— Start —

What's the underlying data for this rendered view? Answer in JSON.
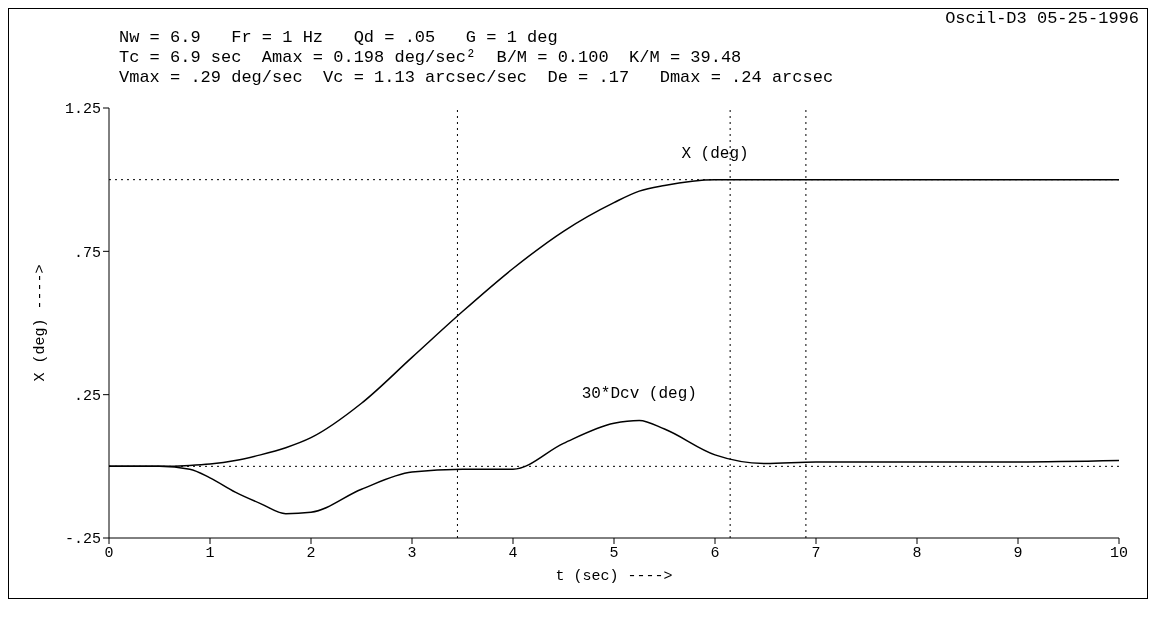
{
  "chart_data": {
    "type": "line",
    "title": "Oscil-D3  05-25-1996",
    "annotations": [
      "Nw = 6.9   Fr = 1 Hz   Qd = .05   G = 1 deg",
      "Tc = 6.9 sec  Amax = 0.198 deg/sec²  B/M = 0.100  K/M = 39.48",
      "Vmax = .29 deg/sec  Vc = 1.13 arcsec/sec  De = .17   Dmax = .24 arcsec"
    ],
    "xlabel": "t (sec) ---->",
    "ylabel": "X (deg) ---->",
    "x": [
      0,
      0.5,
      0.8,
      1,
      1.25,
      1.5,
      1.75,
      2,
      2.5,
      3,
      3.5,
      4,
      4.5,
      5,
      5.25,
      5.5,
      6,
      6.5,
      7,
      8,
      9,
      10
    ],
    "series": [
      {
        "name": "X (deg)",
        "color": "#000000",
        "values": [
          0,
          0,
          0.003,
          0.008,
          0.02,
          0.04,
          0.065,
          0.1,
          0.22,
          0.38,
          0.54,
          0.69,
          0.82,
          0.92,
          0.96,
          0.98,
          1.0,
          1.0,
          1.0,
          1.0,
          1.0,
          1.0
        ]
      },
      {
        "name": "30*Dcv (deg)",
        "color": "#000000",
        "values": [
          0,
          0,
          -0.01,
          -0.04,
          -0.09,
          -0.13,
          -0.165,
          -0.16,
          -0.08,
          -0.02,
          -0.01,
          -0.01,
          0.08,
          0.15,
          0.16,
          0.13,
          0.04,
          0.01,
          0.015,
          0.015,
          0.015,
          0.02
        ]
      }
    ],
    "xlim": [
      0,
      10
    ],
    "xticks": [
      0,
      1,
      2,
      3,
      4,
      5,
      6,
      7,
      8,
      9,
      10
    ],
    "ylim": [
      -0.25,
      1.25
    ],
    "yticks": [
      {
        "value": -0.25,
        "label": "-.25"
      },
      {
        "value": 0.25,
        "label": ".25"
      },
      {
        "value": 0.75,
        "label": ".75"
      },
      {
        "value": 1.25,
        "label": "1.25"
      }
    ],
    "ref_lines": [
      {
        "axis": "y",
        "value": 1,
        "line_style": "dotted"
      },
      {
        "axis": "y",
        "value": 0,
        "line_style": "dotted"
      },
      {
        "axis": "x",
        "value": 3.45,
        "line_style": "dotted"
      },
      {
        "axis": "x",
        "value": 6.15,
        "line_style": "dotted"
      },
      {
        "axis": "x",
        "value": 6.9,
        "line_style": "dotted"
      }
    ],
    "grid": false,
    "legend": false,
    "marker": "none",
    "line_style": "solid"
  }
}
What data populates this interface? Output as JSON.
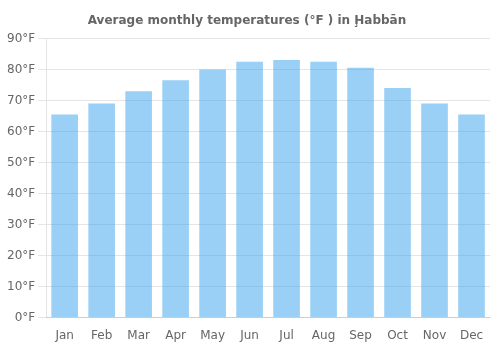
{
  "chart_data": {
    "type": "bar",
    "title": "Average monthly temperatures (°F ) in Ḩabbān",
    "categories": [
      "Jan",
      "Feb",
      "Mar",
      "Apr",
      "May",
      "Jun",
      "Jul",
      "Aug",
      "Sep",
      "Oct",
      "Nov",
      "Dec"
    ],
    "values": [
      65.5,
      69.0,
      73.0,
      76.5,
      80.0,
      82.5,
      83.0,
      82.5,
      80.5,
      74.0,
      69.0,
      65.5
    ],
    "ylim": [
      0,
      90
    ],
    "yticks": [
      {
        "value": 0,
        "label": "0°F"
      },
      {
        "value": 10,
        "label": "10°F"
      },
      {
        "value": 20,
        "label": "20°F"
      },
      {
        "value": 30,
        "label": "30°F"
      },
      {
        "value": 40,
        "label": "40°F"
      },
      {
        "value": 50,
        "label": "50°F"
      },
      {
        "value": 60,
        "label": "60°F"
      },
      {
        "value": 70,
        "label": "70°F"
      },
      {
        "value": 80,
        "label": "80°F"
      },
      {
        "value": 90,
        "label": "90°F"
      }
    ],
    "grid": true
  }
}
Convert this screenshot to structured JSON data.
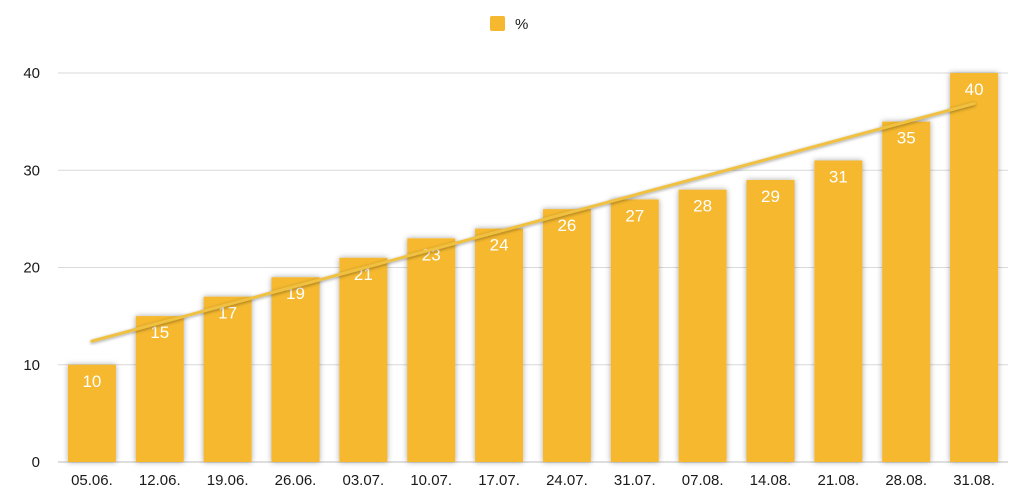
{
  "chart_data": {
    "type": "bar",
    "categories": [
      "05.06.",
      "12.06.",
      "19.06.",
      "26.06.",
      "03.07.",
      "10.07.",
      "17.07.",
      "24.07.",
      "31.07.",
      "07.08.",
      "14.08.",
      "21.08.",
      "28.08.",
      "31.08."
    ],
    "series": [
      {
        "name": "%",
        "values": [
          10,
          15,
          17,
          19,
          21,
          23,
          24,
          26,
          27,
          28,
          29,
          31,
          35,
          40
        ],
        "color": "#F5B82E"
      }
    ],
    "trendline": {
      "type": "linear",
      "color": "#F0C040"
    },
    "ylim": [
      0,
      40
    ],
    "yticks": [
      0,
      10,
      20,
      30,
      40
    ],
    "grid": true,
    "legend": {
      "position": "top-center",
      "label": "%"
    },
    "data_labels": true,
    "xlabel": "",
    "ylabel": ""
  }
}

— End —

Problem to work on
Exactly reproduce the lines beginning at the one that contains "Convert this screenshot" and ending at the final line of the material, with the pictures left out.

Result
Convert this screenshot to structured JSON data.
{
  "chart_data": {
    "type": "bar",
    "categories": [
      "05.06.",
      "12.06.",
      "19.06.",
      "26.06.",
      "03.07.",
      "10.07.",
      "17.07.",
      "24.07.",
      "31.07.",
      "07.08.",
      "14.08.",
      "21.08.",
      "28.08.",
      "31.08."
    ],
    "series": [
      {
        "name": "%",
        "values": [
          10,
          15,
          17,
          19,
          21,
          23,
          24,
          26,
          27,
          28,
          29,
          31,
          35,
          40
        ],
        "color": "#F5B82E"
      }
    ],
    "trendline": {
      "type": "linear",
      "color": "#F0C040"
    },
    "ylim": [
      0,
      40
    ],
    "yticks": [
      0,
      10,
      20,
      30,
      40
    ],
    "grid": true,
    "legend": {
      "position": "top-center",
      "label": "%"
    },
    "data_labels": true,
    "xlabel": "",
    "ylabel": ""
  }
}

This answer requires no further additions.